**The problem**
If an entry holds a picture, leave that picture out; copy everything else exactly.

**Provided records**
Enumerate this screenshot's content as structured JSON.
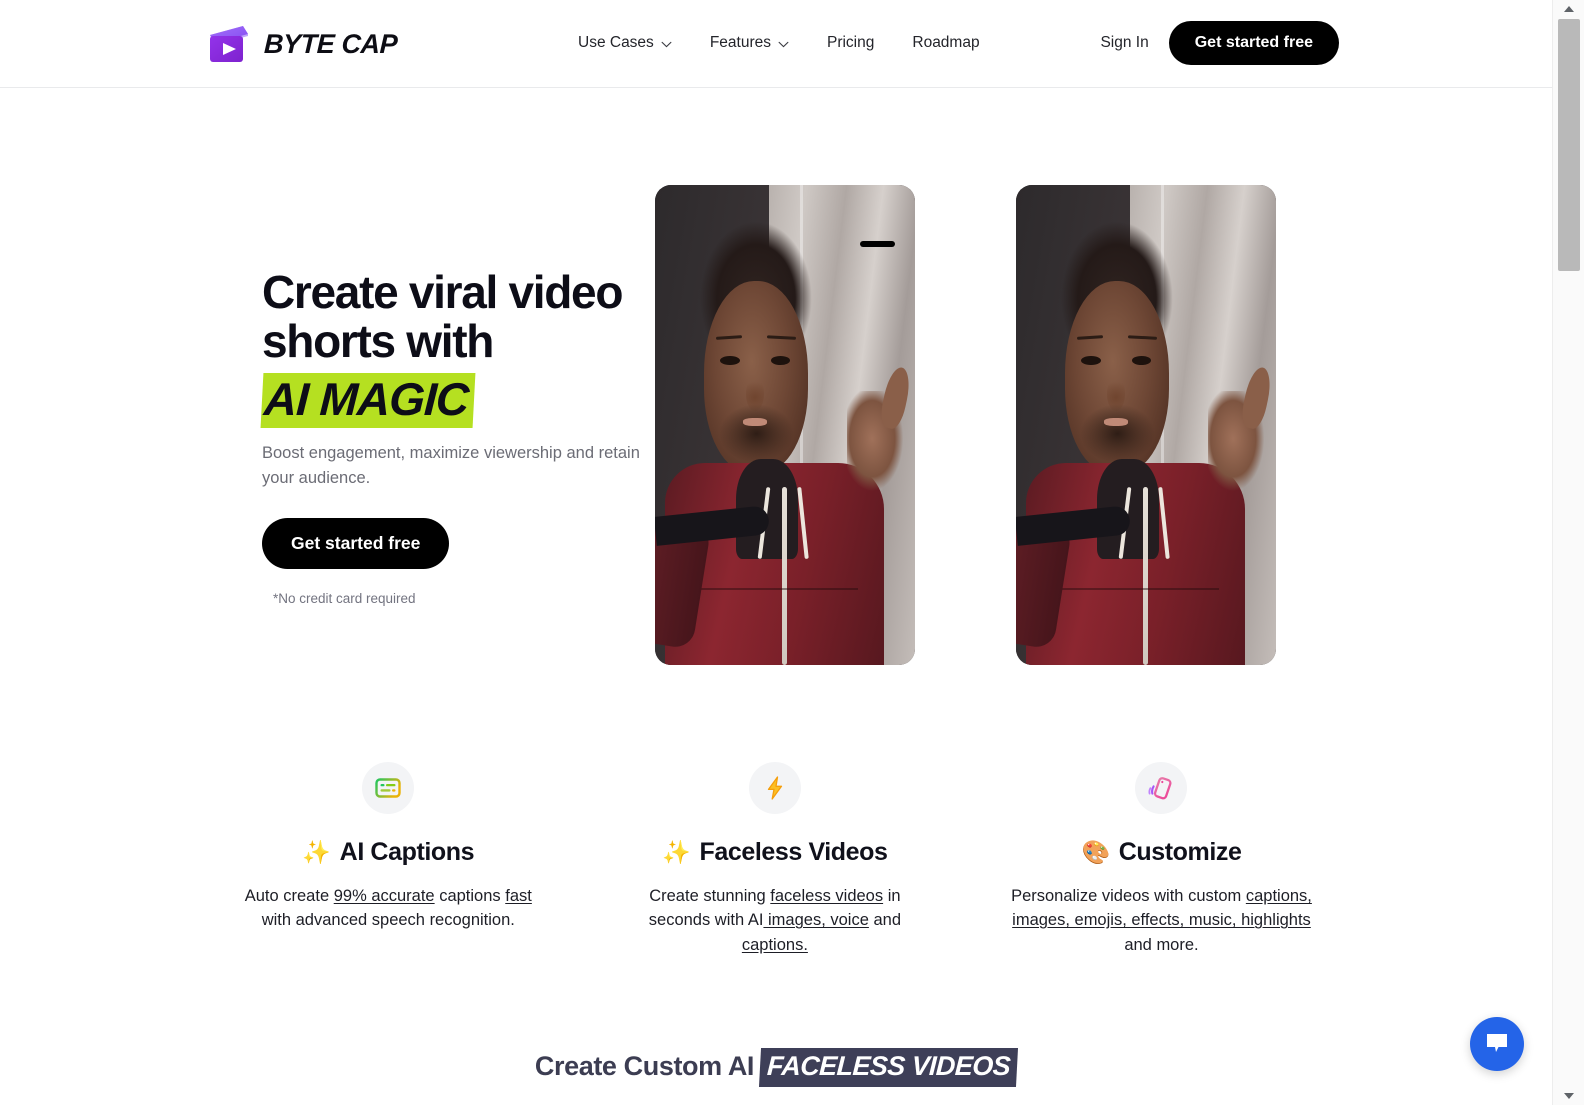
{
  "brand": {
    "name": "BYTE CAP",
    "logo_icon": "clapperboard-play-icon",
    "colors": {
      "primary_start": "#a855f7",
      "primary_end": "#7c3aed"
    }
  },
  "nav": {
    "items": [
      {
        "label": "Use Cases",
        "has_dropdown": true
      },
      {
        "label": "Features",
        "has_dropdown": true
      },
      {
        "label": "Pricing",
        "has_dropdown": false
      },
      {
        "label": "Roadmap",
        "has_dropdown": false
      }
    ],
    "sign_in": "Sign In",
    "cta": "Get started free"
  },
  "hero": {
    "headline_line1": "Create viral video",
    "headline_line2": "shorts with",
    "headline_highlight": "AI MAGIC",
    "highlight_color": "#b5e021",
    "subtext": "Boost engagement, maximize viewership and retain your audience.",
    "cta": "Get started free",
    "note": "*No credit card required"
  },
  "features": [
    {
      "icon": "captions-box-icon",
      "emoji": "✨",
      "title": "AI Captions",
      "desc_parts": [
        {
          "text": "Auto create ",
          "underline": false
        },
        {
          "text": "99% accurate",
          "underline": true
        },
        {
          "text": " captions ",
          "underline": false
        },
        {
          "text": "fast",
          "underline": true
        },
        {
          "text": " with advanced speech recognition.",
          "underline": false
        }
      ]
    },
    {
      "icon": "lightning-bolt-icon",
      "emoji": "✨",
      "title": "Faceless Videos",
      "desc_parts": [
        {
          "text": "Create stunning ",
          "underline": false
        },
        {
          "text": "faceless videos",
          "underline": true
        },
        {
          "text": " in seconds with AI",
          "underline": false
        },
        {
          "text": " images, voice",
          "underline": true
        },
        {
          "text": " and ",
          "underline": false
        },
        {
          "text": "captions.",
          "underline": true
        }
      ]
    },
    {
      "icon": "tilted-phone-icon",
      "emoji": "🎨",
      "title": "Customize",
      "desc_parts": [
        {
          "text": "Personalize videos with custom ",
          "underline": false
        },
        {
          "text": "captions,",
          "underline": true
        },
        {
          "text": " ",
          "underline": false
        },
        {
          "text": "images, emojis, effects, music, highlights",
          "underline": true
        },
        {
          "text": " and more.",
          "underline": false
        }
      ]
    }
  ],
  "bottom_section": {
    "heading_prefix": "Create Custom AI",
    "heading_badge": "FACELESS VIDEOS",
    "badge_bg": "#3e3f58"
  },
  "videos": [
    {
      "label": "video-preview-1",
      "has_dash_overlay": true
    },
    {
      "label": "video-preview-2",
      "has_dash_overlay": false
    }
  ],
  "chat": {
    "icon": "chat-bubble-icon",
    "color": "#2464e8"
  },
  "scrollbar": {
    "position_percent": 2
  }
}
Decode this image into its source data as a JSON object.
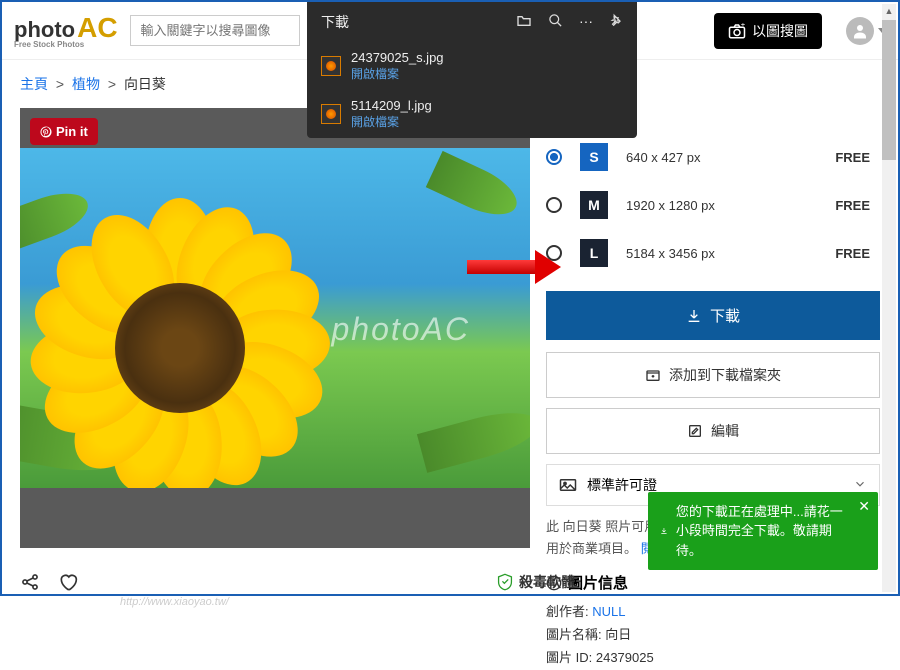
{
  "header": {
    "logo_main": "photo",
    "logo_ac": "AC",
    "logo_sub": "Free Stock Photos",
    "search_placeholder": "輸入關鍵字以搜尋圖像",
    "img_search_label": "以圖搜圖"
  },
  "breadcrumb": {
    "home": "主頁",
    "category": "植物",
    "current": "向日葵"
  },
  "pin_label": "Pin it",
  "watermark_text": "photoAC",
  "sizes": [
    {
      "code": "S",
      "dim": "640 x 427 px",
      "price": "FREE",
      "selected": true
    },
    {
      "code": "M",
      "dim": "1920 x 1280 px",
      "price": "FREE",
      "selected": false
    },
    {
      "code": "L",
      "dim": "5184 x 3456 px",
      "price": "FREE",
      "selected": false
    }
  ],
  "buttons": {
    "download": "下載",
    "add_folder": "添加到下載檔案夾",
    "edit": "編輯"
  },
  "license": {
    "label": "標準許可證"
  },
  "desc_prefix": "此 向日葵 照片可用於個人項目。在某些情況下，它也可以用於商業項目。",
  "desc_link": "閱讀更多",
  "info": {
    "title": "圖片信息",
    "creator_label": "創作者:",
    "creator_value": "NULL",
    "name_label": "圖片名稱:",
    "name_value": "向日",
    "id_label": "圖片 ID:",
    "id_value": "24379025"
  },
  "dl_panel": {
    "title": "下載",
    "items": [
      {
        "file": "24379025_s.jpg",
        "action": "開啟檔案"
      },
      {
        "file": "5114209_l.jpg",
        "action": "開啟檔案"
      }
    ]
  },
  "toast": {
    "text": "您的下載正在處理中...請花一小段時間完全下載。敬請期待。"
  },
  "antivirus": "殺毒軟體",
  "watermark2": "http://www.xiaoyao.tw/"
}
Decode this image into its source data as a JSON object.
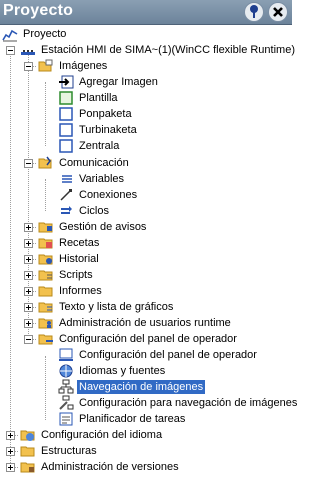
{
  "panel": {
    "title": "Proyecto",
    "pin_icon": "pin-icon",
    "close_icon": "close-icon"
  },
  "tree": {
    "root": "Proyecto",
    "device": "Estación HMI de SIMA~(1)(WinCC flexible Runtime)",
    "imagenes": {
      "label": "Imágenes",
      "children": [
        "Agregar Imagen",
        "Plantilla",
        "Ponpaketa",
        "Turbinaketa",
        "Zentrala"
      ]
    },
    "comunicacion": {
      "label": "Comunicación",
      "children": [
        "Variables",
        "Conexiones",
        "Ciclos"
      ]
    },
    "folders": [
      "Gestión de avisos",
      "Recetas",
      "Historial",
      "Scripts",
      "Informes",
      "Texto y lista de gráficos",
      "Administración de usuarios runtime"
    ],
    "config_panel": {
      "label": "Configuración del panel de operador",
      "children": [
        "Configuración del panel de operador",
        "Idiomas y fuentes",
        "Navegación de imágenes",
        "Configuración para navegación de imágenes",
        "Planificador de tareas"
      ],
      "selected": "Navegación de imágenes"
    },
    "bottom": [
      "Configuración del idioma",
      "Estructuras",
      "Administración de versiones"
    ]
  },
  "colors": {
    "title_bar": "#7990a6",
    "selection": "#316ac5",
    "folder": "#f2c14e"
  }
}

**Response area**
Enumerate this screenshot's content as structured JSON.
{
  "brand": {
    "name": "BYTE CAP",
    "logo_icon": "clapperboard-play-icon",
    "colors": {
      "primary_start": "#a855f7",
      "primary_end": "#7c3aed"
    }
  },
  "nav": {
    "items": [
      {
        "label": "Use Cases",
        "has_dropdown": true
      },
      {
        "label": "Features",
        "has_dropdown": true
      },
      {
        "label": "Pricing",
        "has_dropdown": false
      },
      {
        "label": "Roadmap",
        "has_dropdown": false
      }
    ],
    "sign_in": "Sign In",
    "cta": "Get started free"
  },
  "hero": {
    "headline_line1": "Create viral video",
    "headline_line2": "shorts with",
    "headline_highlight": "AI MAGIC",
    "highlight_color": "#b5e021",
    "subtext": "Boost engagement, maximize viewership and retain your audience.",
    "cta": "Get started free",
    "note": "*No credit card required"
  },
  "features": [
    {
      "icon": "captions-box-icon",
      "emoji": "✨",
      "title": "AI Captions",
      "desc_parts": [
        {
          "text": "Auto create ",
          "underline": false
        },
        {
          "text": "99% accurate",
          "underline": true
        },
        {
          "text": " captions ",
          "underline": false
        },
        {
          "text": "fast",
          "underline": true
        },
        {
          "text": " with advanced speech recognition.",
          "underline": false
        }
      ]
    },
    {
      "icon": "lightning-bolt-icon",
      "emoji": "✨",
      "title": "Faceless Videos",
      "desc_parts": [
        {
          "text": "Create stunning ",
          "underline": false
        },
        {
          "text": "faceless videos",
          "underline": true
        },
        {
          "text": " in seconds with AI",
          "underline": false
        },
        {
          "text": " images, voice",
          "underline": true
        },
        {
          "text": " and ",
          "underline": false
        },
        {
          "text": "captions.",
          "underline": true
        }
      ]
    },
    {
      "icon": "tilted-phone-icon",
      "emoji": "🎨",
      "title": "Customize",
      "desc_parts": [
        {
          "text": "Personalize videos with custom ",
          "underline": false
        },
        {
          "text": "captions,",
          "underline": true
        },
        {
          "text": " ",
          "underline": false
        },
        {
          "text": "images, emojis, effects, music, highlights",
          "underline": true
        },
        {
          "text": " and more.",
          "underline": false
        }
      ]
    }
  ],
  "bottom_section": {
    "heading_prefix": "Create Custom AI",
    "heading_badge": "FACELESS VIDEOS",
    "badge_bg": "#3e3f58"
  },
  "videos": [
    {
      "label": "video-preview-1",
      "has_dash_overlay": true
    },
    {
      "label": "video-preview-2",
      "has_dash_overlay": false
    }
  ],
  "chat": {
    "icon": "chat-bubble-icon",
    "color": "#2464e8"
  },
  "scrollbar": {
    "position_percent": 2
  }
}
Decode this image into its source data as a JSON object.
{
  "header": {
    "logo_main": "photo",
    "logo_ac": "AC",
    "logo_sub": "Free Stock Photos",
    "search_placeholder": "輸入關鍵字以搜尋圖像",
    "img_search_label": "以圖搜圖"
  },
  "breadcrumb": {
    "home": "主頁",
    "category": "植物",
    "current": "向日葵"
  },
  "pin_label": "Pin it",
  "watermark_text": "photoAC",
  "sizes": [
    {
      "code": "S",
      "dim": "640 x 427 px",
      "price": "FREE",
      "selected": true
    },
    {
      "code": "M",
      "dim": "1920 x 1280 px",
      "price": "FREE",
      "selected": false
    },
    {
      "code": "L",
      "dim": "5184 x 3456 px",
      "price": "FREE",
      "selected": false
    }
  ],
  "buttons": {
    "download": "下載",
    "add_folder": "添加到下載檔案夾",
    "edit": "編輯"
  },
  "license": {
    "label": "標準許可證"
  },
  "desc_prefix": "此 向日葵 照片可用於個人項目。在某些情況下，它也可以用於商業項目。",
  "desc_link": "閱讀更多",
  "info": {
    "title": "圖片信息",
    "creator_label": "創作者:",
    "creator_value": "NULL",
    "name_label": "圖片名稱:",
    "name_value": "向日",
    "id_label": "圖片 ID:",
    "id_value": "24379025"
  },
  "dl_panel": {
    "title": "下載",
    "items": [
      {
        "file": "24379025_s.jpg",
        "action": "開啟檔案"
      },
      {
        "file": "5114209_l.jpg",
        "action": "開啟檔案"
      }
    ]
  },
  "toast": {
    "text": "您的下載正在處理中...請花一小段時間完全下載。敬請期待。"
  },
  "antivirus": "殺毒軟體",
  "watermark2": "http://www.xiaoyao.tw/"
}
Decode this image into its source data as a JSON object.
{
  "panel": {
    "title": "Proyecto",
    "pin_icon": "pin-icon",
    "close_icon": "close-icon"
  },
  "tree": {
    "root": "Proyecto",
    "device": "Estación HMI de SIMA~(1)(WinCC flexible Runtime)",
    "imagenes": {
      "label": "Imágenes",
      "children": [
        "Agregar Imagen",
        "Plantilla",
        "Ponpaketa",
        "Turbinaketa",
        "Zentrala"
      ]
    },
    "comunicacion": {
      "label": "Comunicación",
      "children": [
        "Variables",
        "Conexiones",
        "Ciclos"
      ]
    },
    "folders": [
      "Gestión de avisos",
      "Recetas",
      "Historial",
      "Scripts",
      "Informes",
      "Texto y lista de gráficos",
      "Administración de usuarios runtime"
    ],
    "config_panel": {
      "label": "Configuración del panel de operador",
      "children": [
        "Configuración del panel de operador",
        "Idiomas y fuentes",
        "Navegación de imágenes",
        "Configuración para navegación de imágenes",
        "Planificador de tareas"
      ],
      "selected": "Navegación de imágenes"
    },
    "bottom": [
      "Configuración del idioma",
      "Estructuras",
      "Administración de versiones"
    ]
  },
  "colors": {
    "title_bar": "#7990a6",
    "selection": "#316ac5",
    "folder": "#f2c14e"
  }
}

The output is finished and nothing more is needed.